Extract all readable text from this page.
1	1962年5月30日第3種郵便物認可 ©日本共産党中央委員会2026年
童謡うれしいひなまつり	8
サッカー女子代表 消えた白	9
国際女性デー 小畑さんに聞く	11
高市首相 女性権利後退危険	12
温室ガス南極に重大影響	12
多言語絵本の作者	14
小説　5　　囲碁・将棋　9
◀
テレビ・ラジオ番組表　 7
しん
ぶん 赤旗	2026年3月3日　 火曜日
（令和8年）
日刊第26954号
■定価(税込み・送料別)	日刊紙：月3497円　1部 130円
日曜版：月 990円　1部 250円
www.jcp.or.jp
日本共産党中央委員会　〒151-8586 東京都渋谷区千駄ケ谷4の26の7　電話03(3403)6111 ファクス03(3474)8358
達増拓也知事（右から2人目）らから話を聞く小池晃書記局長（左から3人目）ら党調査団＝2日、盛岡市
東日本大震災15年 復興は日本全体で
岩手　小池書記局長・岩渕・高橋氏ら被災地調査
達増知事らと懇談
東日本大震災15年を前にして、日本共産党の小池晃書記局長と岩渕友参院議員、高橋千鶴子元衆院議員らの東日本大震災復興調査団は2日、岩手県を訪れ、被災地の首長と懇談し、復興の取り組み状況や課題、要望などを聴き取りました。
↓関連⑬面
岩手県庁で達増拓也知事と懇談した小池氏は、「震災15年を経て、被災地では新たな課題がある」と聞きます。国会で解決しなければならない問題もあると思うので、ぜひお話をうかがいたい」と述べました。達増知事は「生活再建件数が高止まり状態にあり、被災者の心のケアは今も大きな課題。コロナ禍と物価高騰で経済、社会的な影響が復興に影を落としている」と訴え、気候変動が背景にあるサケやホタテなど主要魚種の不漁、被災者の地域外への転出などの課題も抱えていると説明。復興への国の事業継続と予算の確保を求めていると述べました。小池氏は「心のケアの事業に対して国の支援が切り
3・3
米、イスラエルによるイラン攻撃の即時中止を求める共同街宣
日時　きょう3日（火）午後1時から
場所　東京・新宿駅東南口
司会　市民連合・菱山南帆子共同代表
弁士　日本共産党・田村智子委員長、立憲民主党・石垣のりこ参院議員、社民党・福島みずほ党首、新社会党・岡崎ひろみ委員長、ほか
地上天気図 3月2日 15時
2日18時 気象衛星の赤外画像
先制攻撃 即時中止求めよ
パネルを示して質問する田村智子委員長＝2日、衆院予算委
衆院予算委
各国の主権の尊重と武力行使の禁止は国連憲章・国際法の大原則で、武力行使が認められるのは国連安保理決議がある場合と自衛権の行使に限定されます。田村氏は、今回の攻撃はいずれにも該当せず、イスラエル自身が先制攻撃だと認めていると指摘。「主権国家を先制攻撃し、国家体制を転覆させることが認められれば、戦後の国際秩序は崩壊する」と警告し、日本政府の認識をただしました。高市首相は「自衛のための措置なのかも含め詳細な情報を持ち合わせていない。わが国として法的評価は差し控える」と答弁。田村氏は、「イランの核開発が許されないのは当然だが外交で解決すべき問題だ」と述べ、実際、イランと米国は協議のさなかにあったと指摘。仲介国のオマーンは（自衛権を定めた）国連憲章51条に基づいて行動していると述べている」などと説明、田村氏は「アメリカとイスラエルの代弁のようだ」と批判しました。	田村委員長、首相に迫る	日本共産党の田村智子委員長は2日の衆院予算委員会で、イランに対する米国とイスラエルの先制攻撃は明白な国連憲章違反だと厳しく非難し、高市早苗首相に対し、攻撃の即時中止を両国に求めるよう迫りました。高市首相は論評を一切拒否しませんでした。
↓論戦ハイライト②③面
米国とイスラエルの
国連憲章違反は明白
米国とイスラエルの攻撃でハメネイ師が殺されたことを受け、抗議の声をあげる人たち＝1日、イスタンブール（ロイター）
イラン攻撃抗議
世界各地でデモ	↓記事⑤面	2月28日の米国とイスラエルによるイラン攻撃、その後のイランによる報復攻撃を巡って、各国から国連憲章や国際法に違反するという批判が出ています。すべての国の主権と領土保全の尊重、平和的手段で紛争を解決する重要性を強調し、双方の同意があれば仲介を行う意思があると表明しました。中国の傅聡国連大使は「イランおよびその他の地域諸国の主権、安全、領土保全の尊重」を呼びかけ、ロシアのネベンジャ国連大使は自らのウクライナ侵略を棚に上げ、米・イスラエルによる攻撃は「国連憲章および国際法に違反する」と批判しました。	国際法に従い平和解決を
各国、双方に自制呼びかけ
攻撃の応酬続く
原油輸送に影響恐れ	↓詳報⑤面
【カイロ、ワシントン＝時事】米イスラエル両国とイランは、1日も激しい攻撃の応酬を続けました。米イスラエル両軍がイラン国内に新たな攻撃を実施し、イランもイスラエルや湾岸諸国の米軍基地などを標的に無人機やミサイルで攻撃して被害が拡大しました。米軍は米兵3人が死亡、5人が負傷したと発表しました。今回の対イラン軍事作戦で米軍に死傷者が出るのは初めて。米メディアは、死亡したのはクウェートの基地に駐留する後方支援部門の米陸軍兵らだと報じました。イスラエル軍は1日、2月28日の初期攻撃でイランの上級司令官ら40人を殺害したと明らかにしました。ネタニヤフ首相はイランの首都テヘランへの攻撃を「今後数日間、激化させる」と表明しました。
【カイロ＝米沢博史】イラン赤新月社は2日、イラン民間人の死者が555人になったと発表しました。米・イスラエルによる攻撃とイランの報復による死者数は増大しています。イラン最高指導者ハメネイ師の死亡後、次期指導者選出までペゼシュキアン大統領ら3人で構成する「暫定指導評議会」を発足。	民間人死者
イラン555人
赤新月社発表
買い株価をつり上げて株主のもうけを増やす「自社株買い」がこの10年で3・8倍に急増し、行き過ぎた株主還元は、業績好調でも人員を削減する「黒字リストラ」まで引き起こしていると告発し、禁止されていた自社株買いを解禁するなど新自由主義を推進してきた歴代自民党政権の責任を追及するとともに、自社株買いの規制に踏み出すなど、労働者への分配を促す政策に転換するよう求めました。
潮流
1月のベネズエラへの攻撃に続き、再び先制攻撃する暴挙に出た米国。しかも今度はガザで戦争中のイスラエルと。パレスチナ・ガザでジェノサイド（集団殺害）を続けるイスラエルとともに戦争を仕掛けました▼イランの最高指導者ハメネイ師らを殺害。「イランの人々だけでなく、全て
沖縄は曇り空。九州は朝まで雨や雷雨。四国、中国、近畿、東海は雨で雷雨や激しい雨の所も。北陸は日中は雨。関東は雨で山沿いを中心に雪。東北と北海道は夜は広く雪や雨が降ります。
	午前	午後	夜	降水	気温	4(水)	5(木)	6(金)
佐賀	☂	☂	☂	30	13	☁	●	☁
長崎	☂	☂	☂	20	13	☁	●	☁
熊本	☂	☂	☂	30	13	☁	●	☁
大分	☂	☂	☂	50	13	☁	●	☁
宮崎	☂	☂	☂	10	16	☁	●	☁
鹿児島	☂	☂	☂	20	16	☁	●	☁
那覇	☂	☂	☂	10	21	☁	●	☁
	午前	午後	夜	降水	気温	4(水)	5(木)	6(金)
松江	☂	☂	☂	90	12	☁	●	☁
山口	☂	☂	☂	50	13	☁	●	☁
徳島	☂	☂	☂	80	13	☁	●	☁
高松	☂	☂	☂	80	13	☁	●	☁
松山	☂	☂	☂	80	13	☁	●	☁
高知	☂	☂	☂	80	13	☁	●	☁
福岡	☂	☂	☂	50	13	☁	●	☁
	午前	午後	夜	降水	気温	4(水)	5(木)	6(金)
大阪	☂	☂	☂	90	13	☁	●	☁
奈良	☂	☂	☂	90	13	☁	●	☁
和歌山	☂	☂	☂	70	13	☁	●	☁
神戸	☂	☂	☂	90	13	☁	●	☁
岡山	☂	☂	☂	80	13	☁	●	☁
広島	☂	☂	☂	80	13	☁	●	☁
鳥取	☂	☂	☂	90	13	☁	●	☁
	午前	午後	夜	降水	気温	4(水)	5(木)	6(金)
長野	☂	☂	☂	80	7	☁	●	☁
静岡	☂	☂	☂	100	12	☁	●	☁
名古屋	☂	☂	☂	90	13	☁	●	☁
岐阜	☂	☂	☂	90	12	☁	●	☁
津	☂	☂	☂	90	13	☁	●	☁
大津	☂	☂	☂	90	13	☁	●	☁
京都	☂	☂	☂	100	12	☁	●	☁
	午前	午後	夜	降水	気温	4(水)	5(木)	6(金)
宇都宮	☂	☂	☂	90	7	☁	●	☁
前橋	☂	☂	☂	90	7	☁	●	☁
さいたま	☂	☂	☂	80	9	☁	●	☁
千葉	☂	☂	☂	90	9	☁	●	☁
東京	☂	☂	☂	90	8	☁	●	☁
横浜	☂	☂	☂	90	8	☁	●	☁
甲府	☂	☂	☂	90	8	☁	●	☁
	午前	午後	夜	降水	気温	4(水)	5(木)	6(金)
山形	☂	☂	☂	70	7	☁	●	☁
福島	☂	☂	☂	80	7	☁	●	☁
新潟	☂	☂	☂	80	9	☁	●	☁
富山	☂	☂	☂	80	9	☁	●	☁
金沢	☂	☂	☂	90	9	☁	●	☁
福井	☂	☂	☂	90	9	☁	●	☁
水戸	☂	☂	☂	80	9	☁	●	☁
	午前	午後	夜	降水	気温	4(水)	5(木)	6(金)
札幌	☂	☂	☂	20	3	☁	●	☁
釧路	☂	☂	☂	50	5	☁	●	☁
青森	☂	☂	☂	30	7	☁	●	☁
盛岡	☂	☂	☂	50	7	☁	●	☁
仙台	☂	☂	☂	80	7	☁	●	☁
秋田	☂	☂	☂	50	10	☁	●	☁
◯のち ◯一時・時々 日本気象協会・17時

══════════

Copy every line of the records above that holds the word "と批判しました".

Result of this exercise:
各国の主権の尊重と武力行使の禁止は国連憲章・国際法の大原則で、武力行使が認められるのは国連安保理決議がある場合と自衛権の行使に限定されます。田村氏は、今回の攻撃はいずれにも該当せず、イスラエル自身が先制攻撃だと認めていると指摘。「主権国家を先制攻撃し、国家体制を転覆させることが認められれば、戦後の国際秩序は崩壊する」と警告し、日本政府の認識をただしました。高市首相は「自衛のための措置なのかも含め詳細な情報を持ち合わせていない。わが国として法的評価は差し控える」と答弁。田村氏は、「イランの核開発が許されないのは当然だが外交で解決すべき問題だ」と述べ、実際、イランと米国は協議のさなかにあったと指摘。仲介国のオマーンは（自衛権を定めた）国連憲章51条に基づいて行動していると述べている」などと説明、田村氏は「アメリカとイスラエルの代弁のようだ」と批判しました。	田村委員長、首相に迫る	日本共産党の田村智子委員長は2日の衆院予算委員会で、イランに対する米国とイスラエルの先制攻撃は明白な国連憲章違反だと厳しく非難し、高市早苗首相に対し、攻撃の即時中止を両国に求めるよう迫りました。高市首相は論評を一切拒否しませんでした。
世界各地でデモ	↓記事⑤面	2月28日の米国とイスラエルによるイラン攻撃、その後のイランによる報復攻撃を巡って、各国から国連憲章や国際法に違反するという批判が出ています。すべての国の主権と領土保全の尊重、平和的手段で紛争を解決する重要性を強調し、双方の同意があれば仲介を行う意思があると表明しました。中国の傅聡国連大使は「イランおよびその他の地域諸国の主権、安全、領土保全の尊重」を呼びかけ、ロシアのネベンジャ国連大使は自らのウクライナ侵略を棚に上げ、米・イスラエルによる攻撃は「国連憲章および国際法に違反する」と批判しました。	国際法に従い平和解決を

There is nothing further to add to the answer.